◆ TASK INPUT ◆

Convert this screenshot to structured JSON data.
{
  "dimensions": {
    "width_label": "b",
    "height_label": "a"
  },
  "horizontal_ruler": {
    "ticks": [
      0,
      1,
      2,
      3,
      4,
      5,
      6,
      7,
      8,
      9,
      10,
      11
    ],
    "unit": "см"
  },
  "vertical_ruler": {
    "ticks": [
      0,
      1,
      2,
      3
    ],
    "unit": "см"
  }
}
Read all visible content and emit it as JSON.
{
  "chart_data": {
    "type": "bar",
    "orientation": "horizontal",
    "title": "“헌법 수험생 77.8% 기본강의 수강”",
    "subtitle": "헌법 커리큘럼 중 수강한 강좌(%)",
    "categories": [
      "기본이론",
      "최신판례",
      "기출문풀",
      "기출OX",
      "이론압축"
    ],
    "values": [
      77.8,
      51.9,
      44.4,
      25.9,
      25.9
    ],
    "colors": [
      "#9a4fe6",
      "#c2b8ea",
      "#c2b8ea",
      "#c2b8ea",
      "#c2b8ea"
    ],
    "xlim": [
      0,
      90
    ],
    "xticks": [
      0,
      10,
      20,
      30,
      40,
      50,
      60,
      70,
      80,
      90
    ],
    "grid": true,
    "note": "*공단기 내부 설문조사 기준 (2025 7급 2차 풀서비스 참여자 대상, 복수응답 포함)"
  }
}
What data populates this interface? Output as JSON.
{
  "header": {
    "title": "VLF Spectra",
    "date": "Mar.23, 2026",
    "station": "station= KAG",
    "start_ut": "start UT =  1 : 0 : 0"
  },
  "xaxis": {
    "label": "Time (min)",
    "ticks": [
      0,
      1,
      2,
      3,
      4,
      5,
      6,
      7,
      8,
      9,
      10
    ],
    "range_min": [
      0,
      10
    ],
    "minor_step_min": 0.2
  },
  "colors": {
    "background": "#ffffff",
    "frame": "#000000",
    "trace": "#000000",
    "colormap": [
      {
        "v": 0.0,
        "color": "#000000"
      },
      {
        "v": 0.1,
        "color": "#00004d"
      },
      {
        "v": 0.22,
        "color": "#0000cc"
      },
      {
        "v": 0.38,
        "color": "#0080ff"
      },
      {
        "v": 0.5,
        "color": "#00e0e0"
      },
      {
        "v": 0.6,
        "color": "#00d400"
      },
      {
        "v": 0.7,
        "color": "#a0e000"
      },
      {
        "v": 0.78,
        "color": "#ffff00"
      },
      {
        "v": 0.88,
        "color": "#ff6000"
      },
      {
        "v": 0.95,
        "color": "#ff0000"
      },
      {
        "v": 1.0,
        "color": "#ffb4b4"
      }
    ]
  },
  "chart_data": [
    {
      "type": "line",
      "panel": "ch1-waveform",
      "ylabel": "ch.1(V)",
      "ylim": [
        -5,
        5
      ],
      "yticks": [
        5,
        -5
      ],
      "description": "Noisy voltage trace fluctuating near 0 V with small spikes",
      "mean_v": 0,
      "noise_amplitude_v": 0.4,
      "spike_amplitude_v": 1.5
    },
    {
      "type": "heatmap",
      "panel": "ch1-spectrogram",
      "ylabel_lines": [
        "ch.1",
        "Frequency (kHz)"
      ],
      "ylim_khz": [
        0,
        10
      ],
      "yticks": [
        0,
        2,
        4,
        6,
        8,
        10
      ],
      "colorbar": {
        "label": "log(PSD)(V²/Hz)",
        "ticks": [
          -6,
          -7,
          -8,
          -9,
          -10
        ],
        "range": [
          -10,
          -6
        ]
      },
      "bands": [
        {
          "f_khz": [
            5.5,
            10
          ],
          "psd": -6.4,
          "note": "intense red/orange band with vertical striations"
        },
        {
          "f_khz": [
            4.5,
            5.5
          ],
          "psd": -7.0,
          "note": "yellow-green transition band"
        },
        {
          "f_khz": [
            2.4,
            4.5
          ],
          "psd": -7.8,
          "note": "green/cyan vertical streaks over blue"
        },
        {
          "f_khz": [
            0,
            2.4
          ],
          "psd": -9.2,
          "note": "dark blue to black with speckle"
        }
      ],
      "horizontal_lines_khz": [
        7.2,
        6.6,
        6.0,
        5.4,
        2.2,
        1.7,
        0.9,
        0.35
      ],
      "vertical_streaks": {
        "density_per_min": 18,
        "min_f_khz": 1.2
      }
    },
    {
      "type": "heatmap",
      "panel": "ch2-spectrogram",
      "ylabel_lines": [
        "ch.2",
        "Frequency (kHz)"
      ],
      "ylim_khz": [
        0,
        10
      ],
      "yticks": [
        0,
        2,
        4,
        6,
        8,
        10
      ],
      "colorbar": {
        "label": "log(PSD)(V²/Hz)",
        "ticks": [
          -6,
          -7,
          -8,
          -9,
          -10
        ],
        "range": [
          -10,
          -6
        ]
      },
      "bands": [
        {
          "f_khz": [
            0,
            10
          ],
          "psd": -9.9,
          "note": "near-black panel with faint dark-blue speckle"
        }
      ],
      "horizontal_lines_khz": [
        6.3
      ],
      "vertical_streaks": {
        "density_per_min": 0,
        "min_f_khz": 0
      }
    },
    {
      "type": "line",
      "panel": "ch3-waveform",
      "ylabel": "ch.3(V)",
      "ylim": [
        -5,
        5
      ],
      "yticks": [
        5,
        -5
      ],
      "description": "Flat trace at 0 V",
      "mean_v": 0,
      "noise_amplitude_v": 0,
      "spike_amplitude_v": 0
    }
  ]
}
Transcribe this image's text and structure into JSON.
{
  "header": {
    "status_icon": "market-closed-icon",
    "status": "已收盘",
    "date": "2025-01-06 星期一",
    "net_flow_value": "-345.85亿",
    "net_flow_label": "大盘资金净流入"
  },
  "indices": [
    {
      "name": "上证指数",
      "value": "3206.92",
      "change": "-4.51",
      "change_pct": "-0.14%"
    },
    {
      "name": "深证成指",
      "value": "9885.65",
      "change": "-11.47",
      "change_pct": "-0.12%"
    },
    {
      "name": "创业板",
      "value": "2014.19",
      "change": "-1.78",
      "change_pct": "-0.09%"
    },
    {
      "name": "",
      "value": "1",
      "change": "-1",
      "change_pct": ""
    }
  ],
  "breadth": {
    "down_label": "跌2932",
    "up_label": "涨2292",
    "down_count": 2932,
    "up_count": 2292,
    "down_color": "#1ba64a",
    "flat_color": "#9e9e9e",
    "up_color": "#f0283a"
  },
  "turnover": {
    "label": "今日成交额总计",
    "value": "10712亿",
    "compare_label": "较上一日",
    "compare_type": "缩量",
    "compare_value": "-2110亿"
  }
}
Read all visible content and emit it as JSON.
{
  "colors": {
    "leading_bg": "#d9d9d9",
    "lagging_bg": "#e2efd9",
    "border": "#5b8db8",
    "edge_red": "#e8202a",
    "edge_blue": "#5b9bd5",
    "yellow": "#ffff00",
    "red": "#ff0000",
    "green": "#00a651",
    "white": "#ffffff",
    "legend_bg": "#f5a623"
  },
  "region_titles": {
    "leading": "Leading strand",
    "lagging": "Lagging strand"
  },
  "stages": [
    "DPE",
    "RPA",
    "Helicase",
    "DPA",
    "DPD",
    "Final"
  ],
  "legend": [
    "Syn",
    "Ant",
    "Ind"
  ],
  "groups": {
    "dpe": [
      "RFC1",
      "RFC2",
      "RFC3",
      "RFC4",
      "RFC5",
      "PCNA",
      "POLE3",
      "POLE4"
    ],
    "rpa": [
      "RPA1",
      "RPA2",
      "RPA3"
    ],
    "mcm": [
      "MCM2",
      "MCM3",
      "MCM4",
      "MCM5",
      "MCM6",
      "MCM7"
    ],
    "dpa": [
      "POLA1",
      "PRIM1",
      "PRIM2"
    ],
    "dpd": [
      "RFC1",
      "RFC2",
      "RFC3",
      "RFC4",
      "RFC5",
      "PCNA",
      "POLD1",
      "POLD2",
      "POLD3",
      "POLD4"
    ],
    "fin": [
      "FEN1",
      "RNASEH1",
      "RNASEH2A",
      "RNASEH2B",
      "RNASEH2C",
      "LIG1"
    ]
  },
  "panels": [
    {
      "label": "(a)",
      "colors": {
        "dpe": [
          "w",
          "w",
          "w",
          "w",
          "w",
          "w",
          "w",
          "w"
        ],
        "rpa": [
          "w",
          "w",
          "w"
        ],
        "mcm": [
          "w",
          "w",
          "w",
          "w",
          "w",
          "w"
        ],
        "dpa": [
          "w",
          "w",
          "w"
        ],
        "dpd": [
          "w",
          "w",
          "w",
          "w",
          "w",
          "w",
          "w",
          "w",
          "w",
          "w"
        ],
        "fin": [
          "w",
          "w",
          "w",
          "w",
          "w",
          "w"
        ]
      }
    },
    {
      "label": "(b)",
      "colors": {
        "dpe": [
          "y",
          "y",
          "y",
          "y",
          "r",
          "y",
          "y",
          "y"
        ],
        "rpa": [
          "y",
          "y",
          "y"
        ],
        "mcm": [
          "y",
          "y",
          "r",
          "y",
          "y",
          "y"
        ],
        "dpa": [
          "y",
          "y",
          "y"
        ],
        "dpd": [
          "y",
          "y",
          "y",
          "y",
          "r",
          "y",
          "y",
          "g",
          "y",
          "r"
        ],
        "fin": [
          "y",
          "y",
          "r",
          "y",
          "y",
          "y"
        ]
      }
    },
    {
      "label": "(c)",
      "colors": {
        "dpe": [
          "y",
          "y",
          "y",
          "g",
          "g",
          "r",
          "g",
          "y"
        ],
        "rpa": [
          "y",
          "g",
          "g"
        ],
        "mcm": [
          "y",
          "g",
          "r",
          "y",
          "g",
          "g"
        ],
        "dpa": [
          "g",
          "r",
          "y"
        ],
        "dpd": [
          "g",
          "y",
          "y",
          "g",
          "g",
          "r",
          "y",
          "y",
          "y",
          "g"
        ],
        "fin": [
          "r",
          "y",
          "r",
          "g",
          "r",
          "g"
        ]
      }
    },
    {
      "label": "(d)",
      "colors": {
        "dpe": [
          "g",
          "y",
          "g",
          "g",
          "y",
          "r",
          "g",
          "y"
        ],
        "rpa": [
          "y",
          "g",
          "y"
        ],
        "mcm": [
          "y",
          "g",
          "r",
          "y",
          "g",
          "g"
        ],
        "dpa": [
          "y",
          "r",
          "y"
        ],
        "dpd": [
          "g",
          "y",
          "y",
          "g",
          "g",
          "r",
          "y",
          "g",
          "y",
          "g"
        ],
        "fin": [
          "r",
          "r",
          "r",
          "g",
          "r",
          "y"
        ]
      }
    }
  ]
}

◆ TASK DETAILS ◆
The lines to collect are those holding the string "strand"; copy them all.

◆ SOLUTION FOR THIS TASK ◆
    "leading": "Leading strand",
    "lagging": "Lagging strand"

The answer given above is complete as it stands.